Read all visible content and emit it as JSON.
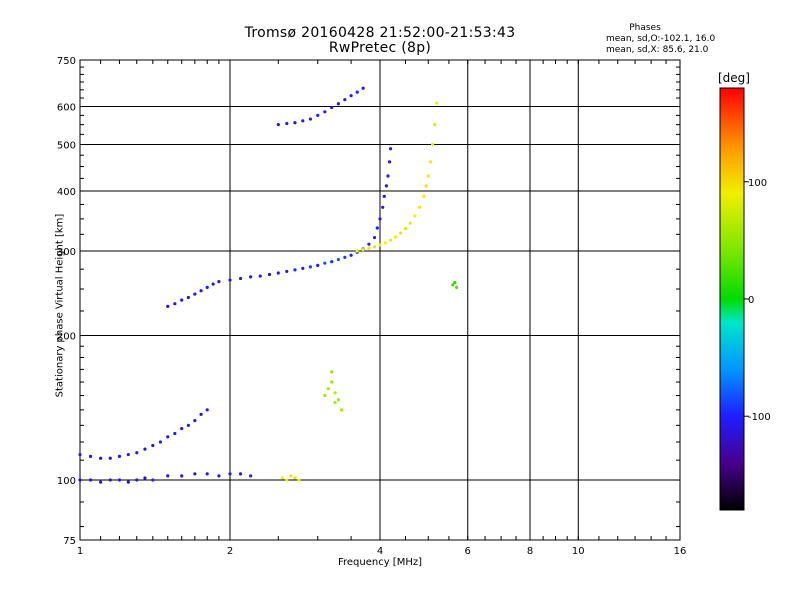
{
  "chart_data": {
    "type": "scatter",
    "title": "Tromsø 20160428 21:52:00-21:53:43",
    "subtitle": "RwPretec (8p)",
    "xlabel": "Frequency [MHz]",
    "ylabel": "Stationary phase Virtual Height [km]",
    "x_scale": "log",
    "y_scale": "log",
    "xlim": [
      1,
      16
    ],
    "ylim": [
      75,
      750
    ],
    "x_ticks": [
      1,
      2,
      4,
      6,
      8,
      10,
      16
    ],
    "y_ticks": [
      75,
      100,
      200,
      300,
      400,
      500,
      600,
      750
    ],
    "grid": true,
    "phase_stats": {
      "title": "Phases",
      "line1": "mean, sd,O:-102.1, 16.0",
      "line2": "mean, sd,X:  85.6, 21.0"
    },
    "colorbar": {
      "unit": "[deg]",
      "ticks": [
        "100",
        "0",
        "-100"
      ],
      "tick_values": [
        100,
        0,
        -100
      ],
      "range": [
        -180,
        180
      ]
    },
    "series": [
      {
        "values": [
          {
            "x": 1.0,
            "y": 100,
            "phase": -120
          },
          {
            "x": 1.05,
            "y": 100,
            "phase": -115
          },
          {
            "x": 1.1,
            "y": 99,
            "phase": -110
          },
          {
            "x": 1.15,
            "y": 100,
            "phase": -118
          },
          {
            "x": 1.2,
            "y": 100,
            "phase": -105
          },
          {
            "x": 1.25,
            "y": 99,
            "phase": -112
          },
          {
            "x": 1.3,
            "y": 100,
            "phase": -108
          },
          {
            "x": 1.35,
            "y": 101,
            "phase": -115
          },
          {
            "x": 1.4,
            "y": 100,
            "phase": -100
          },
          {
            "x": 1.5,
            "y": 102,
            "phase": -110
          },
          {
            "x": 1.6,
            "y": 102,
            "phase": -118
          },
          {
            "x": 1.7,
            "y": 103,
            "phase": -105
          },
          {
            "x": 1.8,
            "y": 103,
            "phase": -112
          },
          {
            "x": 1.9,
            "y": 102,
            "phase": -108
          },
          {
            "x": 2.0,
            "y": 103,
            "phase": -102
          },
          {
            "x": 2.1,
            "y": 103,
            "phase": -110
          },
          {
            "x": 2.2,
            "y": 102,
            "phase": -100
          }
        ]
      },
      {
        "values": [
          {
            "x": 1.0,
            "y": 113,
            "phase": -110
          },
          {
            "x": 1.05,
            "y": 112,
            "phase": -112
          },
          {
            "x": 1.1,
            "y": 111,
            "phase": -108
          },
          {
            "x": 1.15,
            "y": 111,
            "phase": -115
          },
          {
            "x": 1.2,
            "y": 112,
            "phase": -105
          },
          {
            "x": 1.25,
            "y": 113,
            "phase": -110
          },
          {
            "x": 1.3,
            "y": 114,
            "phase": -100
          },
          {
            "x": 1.35,
            "y": 116,
            "phase": -108
          },
          {
            "x": 1.4,
            "y": 118,
            "phase": -112
          },
          {
            "x": 1.45,
            "y": 120,
            "phase": -100
          },
          {
            "x": 1.5,
            "y": 123,
            "phase": -110
          },
          {
            "x": 1.55,
            "y": 125,
            "phase": -105
          },
          {
            "x": 1.6,
            "y": 128,
            "phase": -115
          },
          {
            "x": 1.65,
            "y": 130,
            "phase": -100
          },
          {
            "x": 1.7,
            "y": 133,
            "phase": -108
          },
          {
            "x": 1.75,
            "y": 137,
            "phase": -112
          },
          {
            "x": 1.8,
            "y": 140,
            "phase": -105
          }
        ]
      },
      {
        "values": [
          {
            "x": 1.5,
            "y": 230,
            "phase": -115
          },
          {
            "x": 1.55,
            "y": 233,
            "phase": -110
          },
          {
            "x": 1.6,
            "y": 237,
            "phase": -108
          },
          {
            "x": 1.65,
            "y": 240,
            "phase": -112
          },
          {
            "x": 1.7,
            "y": 244,
            "phase": -105
          },
          {
            "x": 1.75,
            "y": 248,
            "phase": -110
          },
          {
            "x": 1.8,
            "y": 252,
            "phase": -100
          },
          {
            "x": 1.85,
            "y": 256,
            "phase": -108
          },
          {
            "x": 1.9,
            "y": 259,
            "phase": -112
          },
          {
            "x": 2.0,
            "y": 261,
            "phase": -105
          },
          {
            "x": 2.1,
            "y": 263,
            "phase": -110
          },
          {
            "x": 2.2,
            "y": 265,
            "phase": -100
          },
          {
            "x": 2.3,
            "y": 266,
            "phase": -108
          },
          {
            "x": 2.4,
            "y": 268,
            "phase": -112
          },
          {
            "x": 2.5,
            "y": 270,
            "phase": -105
          },
          {
            "x": 2.6,
            "y": 272,
            "phase": -110
          },
          {
            "x": 2.7,
            "y": 274,
            "phase": -95
          },
          {
            "x": 2.8,
            "y": 276,
            "phase": -100
          },
          {
            "x": 2.9,
            "y": 278,
            "phase": -90
          },
          {
            "x": 3.0,
            "y": 280,
            "phase": -105
          },
          {
            "x": 3.1,
            "y": 283,
            "phase": -85
          },
          {
            "x": 3.2,
            "y": 285,
            "phase": -95
          },
          {
            "x": 3.3,
            "y": 288,
            "phase": -80
          },
          {
            "x": 3.4,
            "y": 291,
            "phase": -90
          },
          {
            "x": 3.5,
            "y": 294,
            "phase": -100
          },
          {
            "x": 3.6,
            "y": 298,
            "phase": -85
          },
          {
            "x": 3.7,
            "y": 303,
            "phase": -95
          },
          {
            "x": 3.8,
            "y": 310,
            "phase": -100
          },
          {
            "x": 3.9,
            "y": 320,
            "phase": -110
          },
          {
            "x": 3.95,
            "y": 335,
            "phase": -105
          },
          {
            "x": 4.0,
            "y": 350,
            "phase": -112
          },
          {
            "x": 4.05,
            "y": 370,
            "phase": -108
          },
          {
            "x": 4.08,
            "y": 390,
            "phase": -115
          },
          {
            "x": 4.12,
            "y": 410,
            "phase": -110
          },
          {
            "x": 4.15,
            "y": 430,
            "phase": -105
          },
          {
            "x": 4.18,
            "y": 460,
            "phase": -112
          },
          {
            "x": 4.2,
            "y": 490,
            "phase": -108
          }
        ]
      },
      {
        "values": [
          {
            "x": 2.5,
            "y": 550,
            "phase": -110
          },
          {
            "x": 2.6,
            "y": 553,
            "phase": -105
          },
          {
            "x": 2.7,
            "y": 555,
            "phase": -112
          },
          {
            "x": 2.8,
            "y": 560,
            "phase": -108
          },
          {
            "x": 2.9,
            "y": 565,
            "phase": -110
          },
          {
            "x": 3.0,
            "y": 575,
            "phase": -100
          },
          {
            "x": 3.1,
            "y": 585,
            "phase": -105
          },
          {
            "x": 3.2,
            "y": 597,
            "phase": -110
          },
          {
            "x": 3.3,
            "y": 608,
            "phase": -108
          },
          {
            "x": 3.4,
            "y": 620,
            "phase": -112
          },
          {
            "x": 3.5,
            "y": 632,
            "phase": -105
          },
          {
            "x": 3.6,
            "y": 643,
            "phase": -100
          },
          {
            "x": 3.7,
            "y": 655,
            "phase": -110
          }
        ]
      },
      {
        "values": [
          {
            "x": 3.6,
            "y": 300,
            "phase": 90
          },
          {
            "x": 3.7,
            "y": 302,
            "phase": 85
          },
          {
            "x": 3.8,
            "y": 304,
            "phase": 95
          },
          {
            "x": 3.9,
            "y": 306,
            "phase": 80
          },
          {
            "x": 4.0,
            "y": 309,
            "phase": 88
          },
          {
            "x": 4.1,
            "y": 312,
            "phase": 92
          },
          {
            "x": 4.2,
            "y": 316,
            "phase": 85
          },
          {
            "x": 4.3,
            "y": 321,
            "phase": 90
          },
          {
            "x": 4.4,
            "y": 327,
            "phase": 95
          },
          {
            "x": 4.5,
            "y": 334,
            "phase": 82
          },
          {
            "x": 4.6,
            "y": 343,
            "phase": 88
          },
          {
            "x": 4.7,
            "y": 355,
            "phase": 92
          },
          {
            "x": 4.8,
            "y": 370,
            "phase": 85
          },
          {
            "x": 4.9,
            "y": 390,
            "phase": 90
          },
          {
            "x": 4.95,
            "y": 410,
            "phase": 95
          },
          {
            "x": 5.0,
            "y": 430,
            "phase": 88
          },
          {
            "x": 5.05,
            "y": 460,
            "phase": 92
          },
          {
            "x": 5.1,
            "y": 500,
            "phase": 85
          },
          {
            "x": 5.15,
            "y": 550,
            "phase": 80
          },
          {
            "x": 5.2,
            "y": 610,
            "phase": 90
          }
        ]
      },
      {
        "values": [
          {
            "x": 2.55,
            "y": 101,
            "phase": 90
          },
          {
            "x": 2.6,
            "y": 100,
            "phase": 85
          },
          {
            "x": 2.65,
            "y": 102,
            "phase": 95
          },
          {
            "x": 2.7,
            "y": 101,
            "phase": 80
          },
          {
            "x": 2.75,
            "y": 100,
            "phase": 88
          }
        ]
      },
      {
        "values": [
          {
            "x": 3.1,
            "y": 150,
            "phase": 55
          },
          {
            "x": 3.15,
            "y": 155,
            "phase": 60
          },
          {
            "x": 3.2,
            "y": 160,
            "phase": 50
          },
          {
            "x": 3.25,
            "y": 152,
            "phase": 65
          },
          {
            "x": 3.3,
            "y": 147,
            "phase": 58
          },
          {
            "x": 3.35,
            "y": 140,
            "phase": 62
          },
          {
            "x": 3.2,
            "y": 168,
            "phase": 52
          },
          {
            "x": 3.25,
            "y": 145,
            "phase": 60
          }
        ]
      },
      {
        "values": [
          {
            "x": 5.6,
            "y": 255,
            "phase": 20
          },
          {
            "x": 5.65,
            "y": 258,
            "phase": 15
          },
          {
            "x": 5.7,
            "y": 252,
            "phase": 25
          }
        ]
      }
    ]
  }
}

________

What to do:
Using the records given above, list every line that includes the word "mean".

Solution to the exercise:
      "line1": "mean, sd,O:-102.1, 16.0",
      "line2": "mean, sd,X:  85.6, 21.0"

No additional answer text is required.